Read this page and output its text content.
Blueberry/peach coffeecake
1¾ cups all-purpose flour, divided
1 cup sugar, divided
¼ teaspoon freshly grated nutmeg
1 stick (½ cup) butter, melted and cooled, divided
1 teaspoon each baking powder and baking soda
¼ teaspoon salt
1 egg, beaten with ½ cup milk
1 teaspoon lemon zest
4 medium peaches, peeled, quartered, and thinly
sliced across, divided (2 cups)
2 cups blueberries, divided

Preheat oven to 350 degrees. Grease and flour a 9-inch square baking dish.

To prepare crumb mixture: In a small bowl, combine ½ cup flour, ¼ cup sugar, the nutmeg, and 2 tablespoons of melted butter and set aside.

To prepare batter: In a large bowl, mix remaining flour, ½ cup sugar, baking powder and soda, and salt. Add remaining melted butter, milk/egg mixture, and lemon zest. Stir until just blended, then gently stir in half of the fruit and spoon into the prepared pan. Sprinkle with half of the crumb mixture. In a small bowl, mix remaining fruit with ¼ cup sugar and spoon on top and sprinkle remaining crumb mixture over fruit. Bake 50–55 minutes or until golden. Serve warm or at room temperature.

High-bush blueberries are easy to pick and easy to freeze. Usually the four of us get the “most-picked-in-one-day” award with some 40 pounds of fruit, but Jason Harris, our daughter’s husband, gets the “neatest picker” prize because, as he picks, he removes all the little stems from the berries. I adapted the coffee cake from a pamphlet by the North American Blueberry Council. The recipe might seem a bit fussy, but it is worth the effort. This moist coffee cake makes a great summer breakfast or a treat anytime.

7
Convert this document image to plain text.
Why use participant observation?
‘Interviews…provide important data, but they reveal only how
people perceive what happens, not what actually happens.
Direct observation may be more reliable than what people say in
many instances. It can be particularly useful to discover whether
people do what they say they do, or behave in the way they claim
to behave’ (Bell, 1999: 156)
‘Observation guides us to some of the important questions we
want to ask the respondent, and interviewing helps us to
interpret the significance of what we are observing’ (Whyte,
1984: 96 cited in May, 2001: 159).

_The request_
Return every line from the one holding "Convert this document image to plain text." through the end of the data, exactly as it appears, with both ends kept and nothing else.

_Expected answer_
Convert this document image to plain text.
Why use participant observation?
‘Interviews…provide important data, but they reveal only how
people perceive what happens, not what actually happens.
Direct observation may be more reliable than what people say in
many instances. It can be particularly useful to discover whether
people do what they say they do, or behave in the way they claim
to behave’ (Bell, 1999: 156)
‘Observation guides us to some of the important questions we
want to ask the respondent, and interviewing helps us to
interpret the significance of what we are observing’ (Whyte,
1984: 96 cited in May, 2001: 159).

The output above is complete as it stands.